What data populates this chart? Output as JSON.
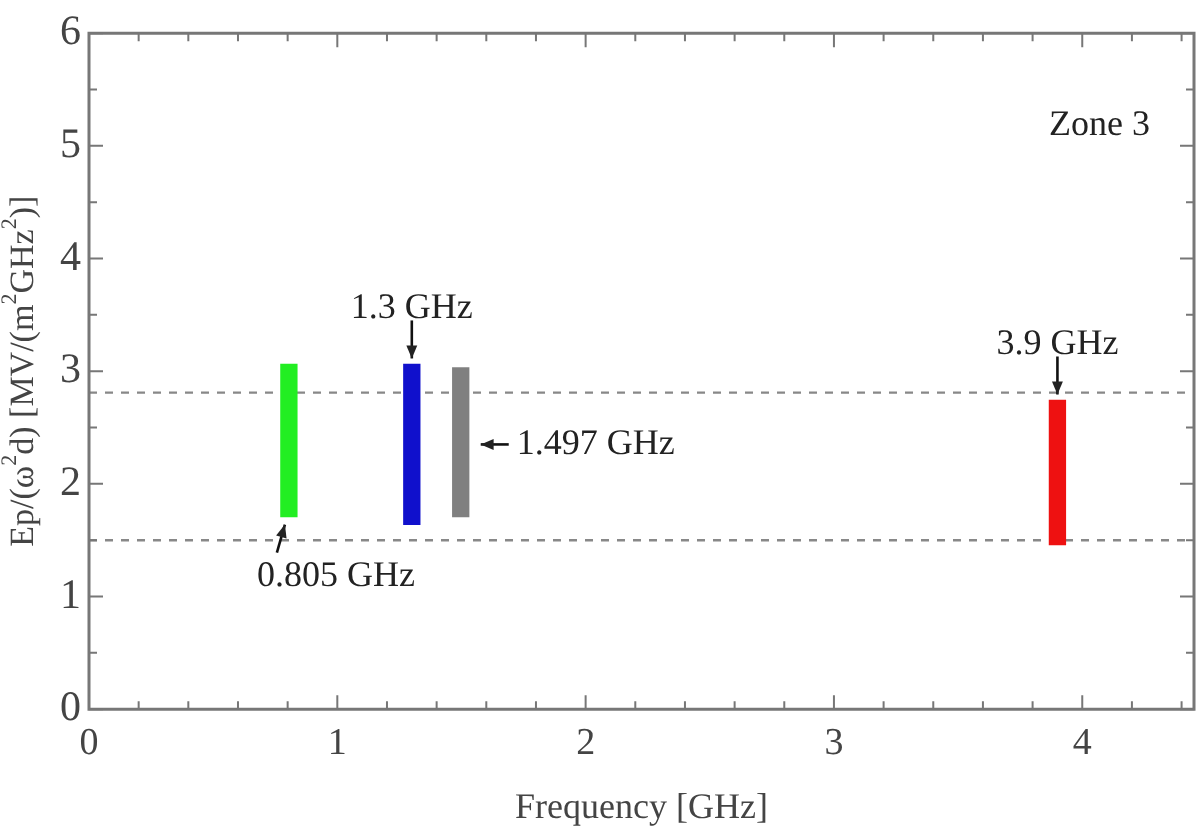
{
  "chart_data": {
    "type": "bar",
    "xlabel": "Frequency [GHz]",
    "ylabel": "Ep/(ω$^{2}$d) [MV/(m$^{2}$GHz$^{2}$)]",
    "x": [
      0.805,
      1.3,
      1.497,
      3.9
    ],
    "base": [
      1.71,
      1.64,
      1.71,
      1.46
    ],
    "values": [
      1.35,
      1.42,
      1.32,
      1.28
    ],
    "colors": [
      "#22ee22",
      "#1010cc",
      "#808080",
      "#ee1111"
    ],
    "xlim": [
      0,
      4.45
    ],
    "xticks": [
      0,
      {
        "value": 0.2,
        "label": null
      },
      {
        "value": 0.4,
        "label": null
      },
      {
        "value": 0.6,
        "label": null
      },
      {
        "value": 0.8,
        "label": null
      },
      1,
      {
        "value": 1.2,
        "label": null
      },
      {
        "value": 1.4,
        "label": null
      },
      {
        "value": 1.6,
        "label": null
      },
      {
        "value": 1.8,
        "label": null
      },
      2,
      {
        "value": 2.2,
        "label": null
      },
      {
        "value": 2.4,
        "label": null
      },
      {
        "value": 2.6,
        "label": null
      },
      {
        "value": 2.8,
        "label": null
      },
      3,
      {
        "value": 3.2,
        "label": null
      },
      {
        "value": 3.4,
        "label": null
      },
      {
        "value": 3.6,
        "label": null
      },
      {
        "value": 3.8,
        "label": null
      },
      4,
      {
        "value": 4.2,
        "label": null
      },
      {
        "value": 4.4,
        "label": null
      }
    ],
    "ylim": [
      0,
      6
    ],
    "yticks": [
      0,
      {
        "value": 0.5,
        "label": null
      },
      1,
      {
        "value": 1.5,
        "label": null
      },
      2,
      {
        "value": 2.5,
        "label": null
      },
      3,
      {
        "value": 3.5,
        "label": null
      },
      4,
      {
        "value": 4.5,
        "label": null
      },
      5,
      {
        "value": 5.5,
        "label": null
      },
      6
    ],
    "ref_lines": [
      {
        "axis": "y",
        "value": 2.81,
        "color": "#888888",
        "line_style": "dashed"
      },
      {
        "axis": "y",
        "value": 1.5,
        "color": "#888888",
        "line_style": "dashed"
      }
    ],
    "annotations": [
      "Zone 3",
      {
        "text": "1.3 GHz",
        "x": 1.3,
        "y": 3.06
      },
      {
        "text": "1.497 GHz",
        "x": 1.497,
        "y": 2.35
      },
      {
        "text": "0.805 GHz",
        "x": 0.805,
        "y": 1.71
      },
      {
        "text": "3.9 GHz",
        "x": 3.9,
        "y": 2.74
      }
    ],
    "grid": false,
    "legend": false
  }
}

........

Without including the pictures, return each record above exactly as it stands.

What data populates this chart? Output as JSON.
{
  "chart_data": {
    "type": "bar",
    "xlabel": "Frequency [GHz]",
    "ylabel": "Ep/(ω$^{2}$d) [MV/(m$^{2}$GHz$^{2}$)]",
    "x": [
      0.805,
      1.3,
      1.497,
      3.9
    ],
    "base": [
      1.71,
      1.64,
      1.71,
      1.46
    ],
    "values": [
      1.35,
      1.42,
      1.32,
      1.28
    ],
    "colors": [
      "#22ee22",
      "#1010cc",
      "#808080",
      "#ee1111"
    ],
    "xlim": [
      0,
      4.45
    ],
    "xticks": [
      0,
      {
        "value": 0.2,
        "label": null
      },
      {
        "value": 0.4,
        "label": null
      },
      {
        "value": 0.6,
        "label": null
      },
      {
        "value": 0.8,
        "label": null
      },
      1,
      {
        "value": 1.2,
        "label": null
      },
      {
        "value": 1.4,
        "label": null
      },
      {
        "value": 1.6,
        "label": null
      },
      {
        "value": 1.8,
        "label": null
      },
      2,
      {
        "value": 2.2,
        "label": null
      },
      {
        "value": 2.4,
        "label": null
      },
      {
        "value": 2.6,
        "label": null
      },
      {
        "value": 2.8,
        "label": null
      },
      3,
      {
        "value": 3.2,
        "label": null
      },
      {
        "value": 3.4,
        "label": null
      },
      {
        "value": 3.6,
        "label": null
      },
      {
        "value": 3.8,
        "label": null
      },
      4,
      {
        "value": 4.2,
        "label": null
      },
      {
        "value": 4.4,
        "label": null
      }
    ],
    "ylim": [
      0,
      6
    ],
    "yticks": [
      0,
      {
        "value": 0.5,
        "label": null
      },
      1,
      {
        "value": 1.5,
        "label": null
      },
      2,
      {
        "value": 2.5,
        "label": null
      },
      3,
      {
        "value": 3.5,
        "label": null
      },
      4,
      {
        "value": 4.5,
        "label": null
      },
      5,
      {
        "value": 5.5,
        "label": null
      },
      6
    ],
    "ref_lines": [
      {
        "axis": "y",
        "value": 2.81,
        "color": "#888888",
        "line_style": "dashed"
      },
      {
        "axis": "y",
        "value": 1.5,
        "color": "#888888",
        "line_style": "dashed"
      }
    ],
    "annotations": [
      "Zone 3",
      {
        "text": "1.3 GHz",
        "x": 1.3,
        "y": 3.06
      },
      {
        "text": "1.497 GHz",
        "x": 1.497,
        "y": 2.35
      },
      {
        "text": "0.805 GHz",
        "x": 0.805,
        "y": 1.71
      },
      {
        "text": "3.9 GHz",
        "x": 3.9,
        "y": 2.74
      }
    ],
    "grid": false,
    "legend": false
  }
}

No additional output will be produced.